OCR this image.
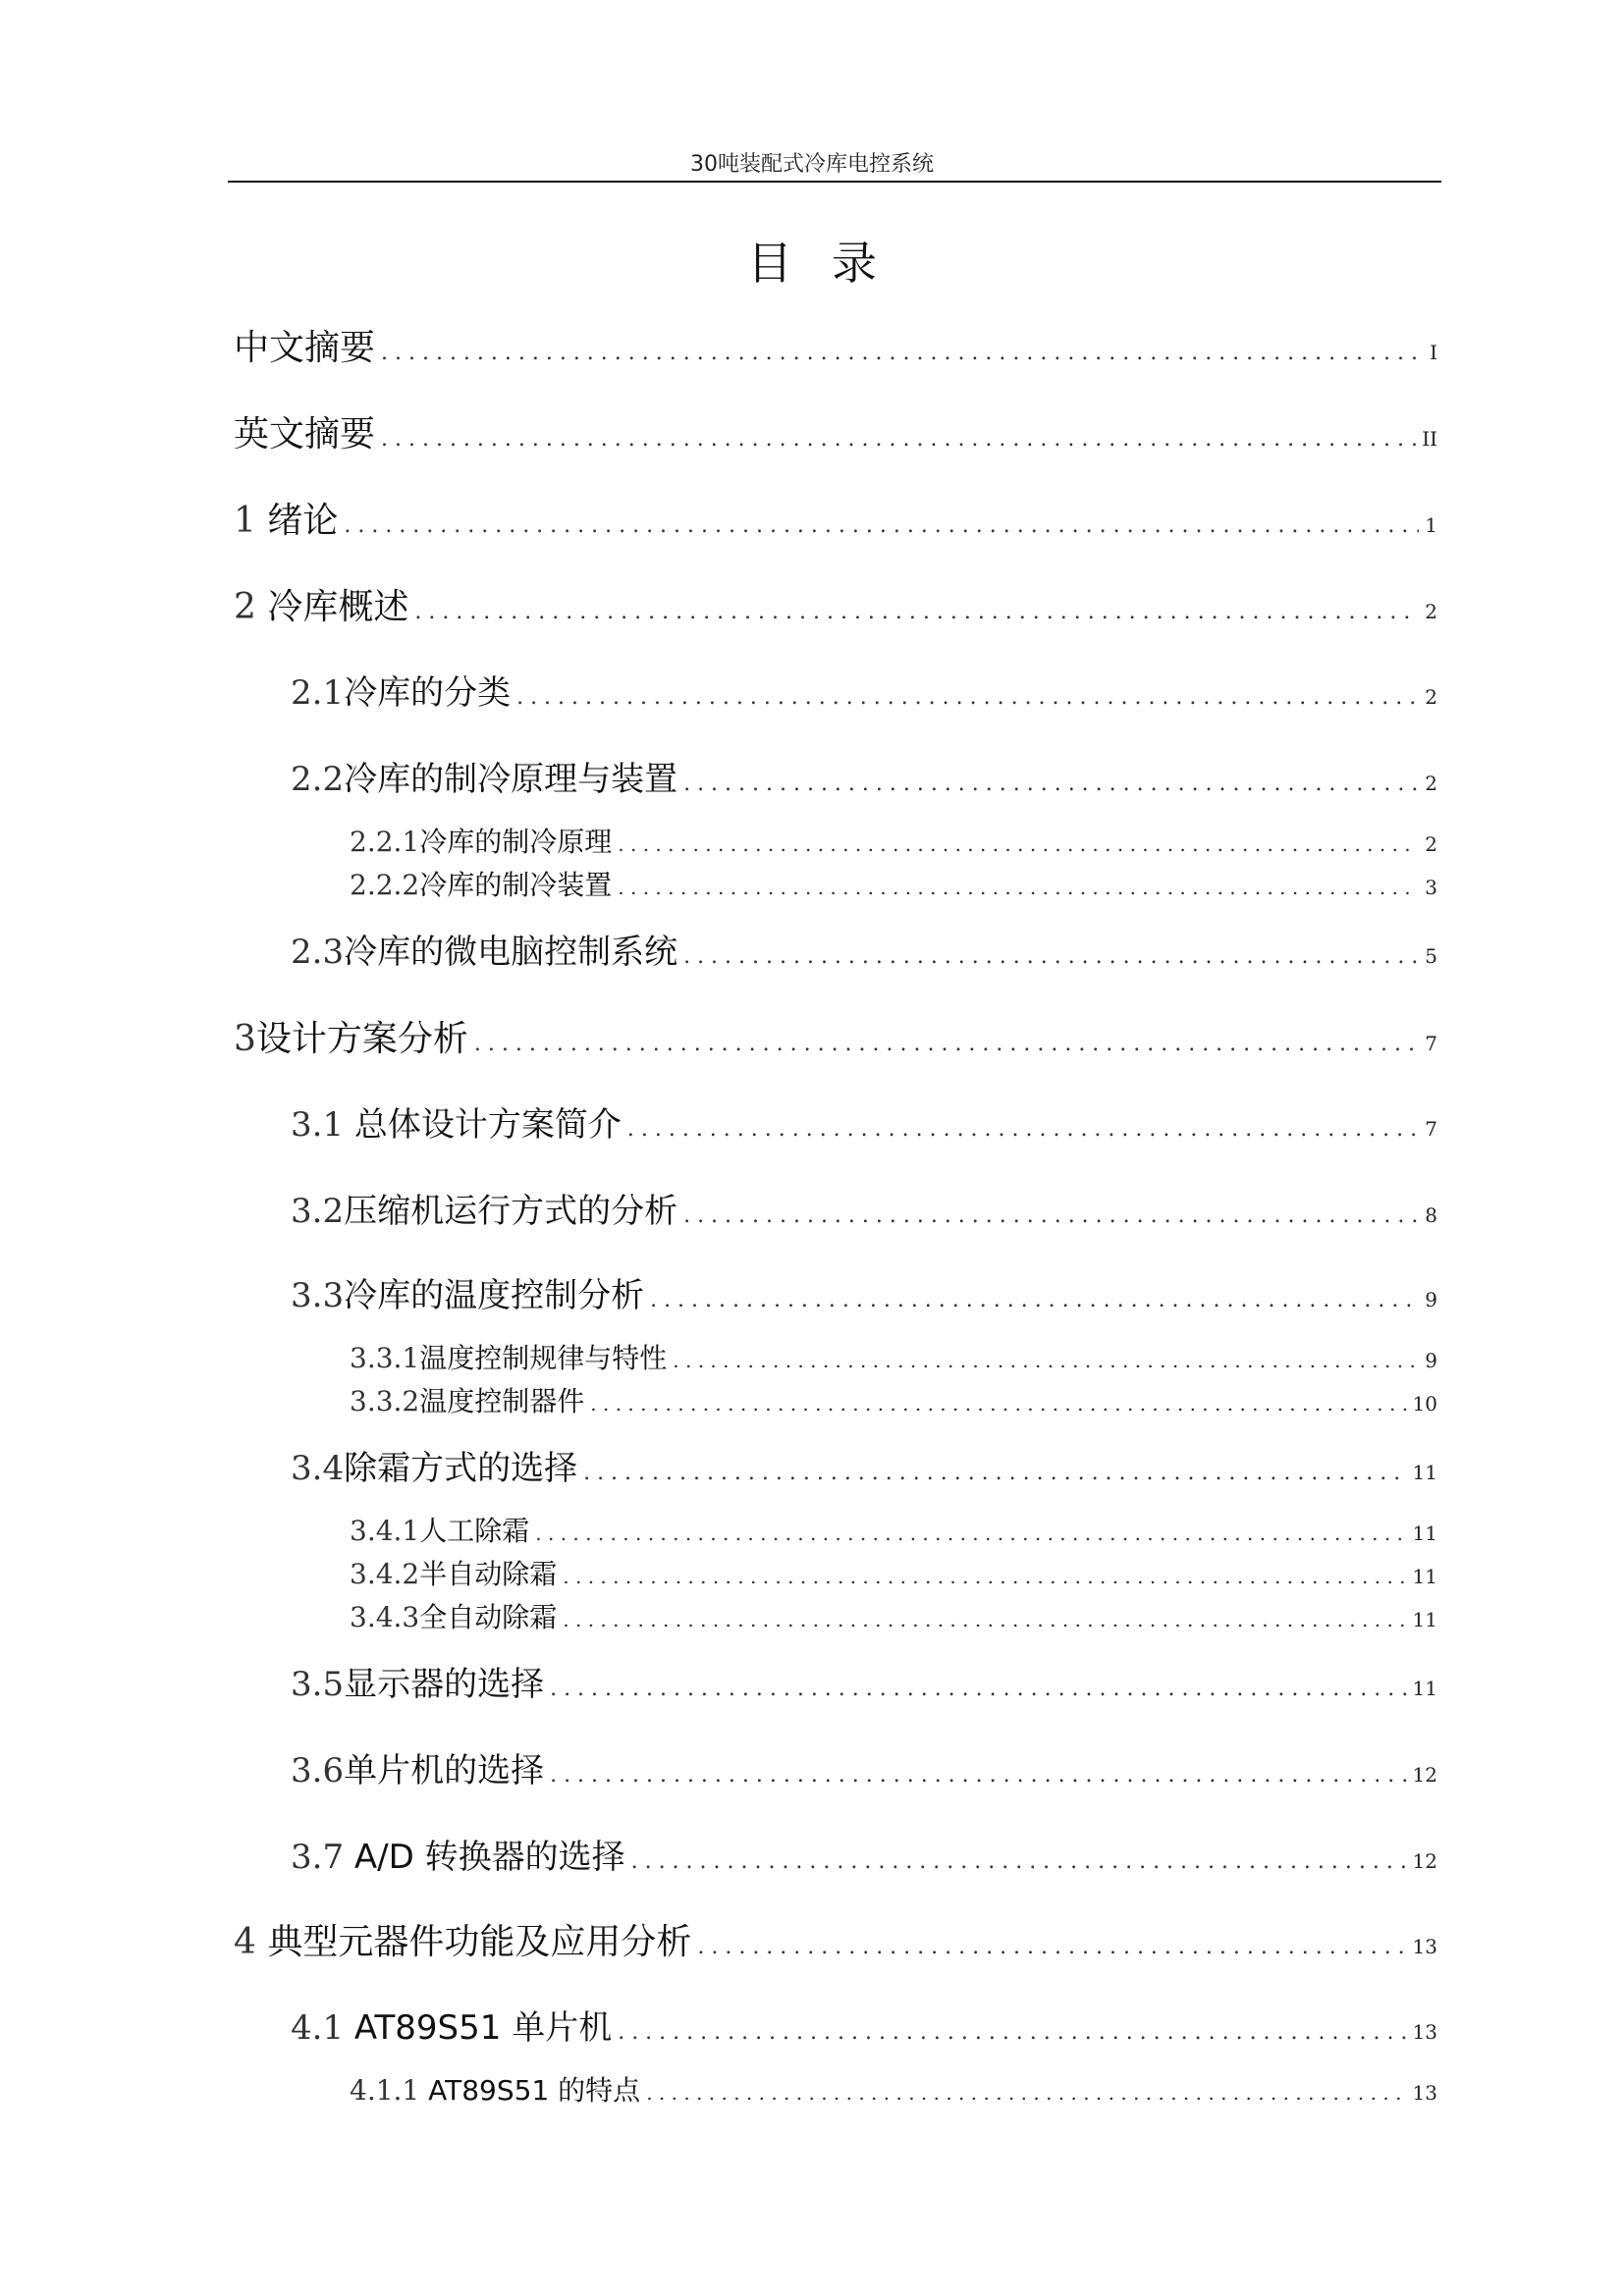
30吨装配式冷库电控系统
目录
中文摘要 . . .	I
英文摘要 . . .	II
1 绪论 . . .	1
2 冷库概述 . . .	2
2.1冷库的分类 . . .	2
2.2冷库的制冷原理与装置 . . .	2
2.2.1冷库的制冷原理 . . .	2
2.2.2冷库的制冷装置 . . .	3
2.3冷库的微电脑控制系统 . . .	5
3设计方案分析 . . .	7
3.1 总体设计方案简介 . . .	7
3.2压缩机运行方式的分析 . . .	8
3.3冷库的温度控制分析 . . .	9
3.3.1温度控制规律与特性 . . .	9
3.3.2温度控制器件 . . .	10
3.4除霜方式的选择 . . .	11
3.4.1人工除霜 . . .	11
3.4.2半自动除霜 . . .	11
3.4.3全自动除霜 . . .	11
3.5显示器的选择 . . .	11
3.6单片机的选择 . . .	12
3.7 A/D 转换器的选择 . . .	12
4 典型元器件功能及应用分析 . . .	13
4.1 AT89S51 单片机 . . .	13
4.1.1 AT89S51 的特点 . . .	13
☆ ☆ ☆
Short problem ▸
Repeat the data exactly, excluding the pictures.

Task output ▸
OCR this image.
30吨装配式冷库电控系统
目录
中文摘要 . . .	I
英文摘要 . . .	II
1 绪论 . . .	1
2 冷库概述 . . .	2
2.1冷库的分类 . . .	2
2.2冷库的制冷原理与装置 . . .	2
2.2.1冷库的制冷原理 . . .	2
2.2.2冷库的制冷装置 . . .	3
2.3冷库的微电脑控制系统 . . .	5
3设计方案分析 . . .	7
3.1 总体设计方案简介 . . .	7
3.2压缩机运行方式的分析 . . .	8
3.3冷库的温度控制分析 . . .	9
3.3.1温度控制规律与特性 . . .	9
3.3.2温度控制器件 . . .	10
3.4除霜方式的选择 . . .	11
3.4.1人工除霜 . . .	11
3.4.2半自动除霜 . . .	11
3.4.3全自动除霜 . . .	11
3.5显示器的选择 . . .	11
3.6单片机的选择 . . .	12
3.7 A/D 转换器的选择 . . .	12
4 典型元器件功能及应用分析 . . .	13
4.1 AT89S51 单片机 . . .	13
4.1.1 AT89S51 的特点 . . .	13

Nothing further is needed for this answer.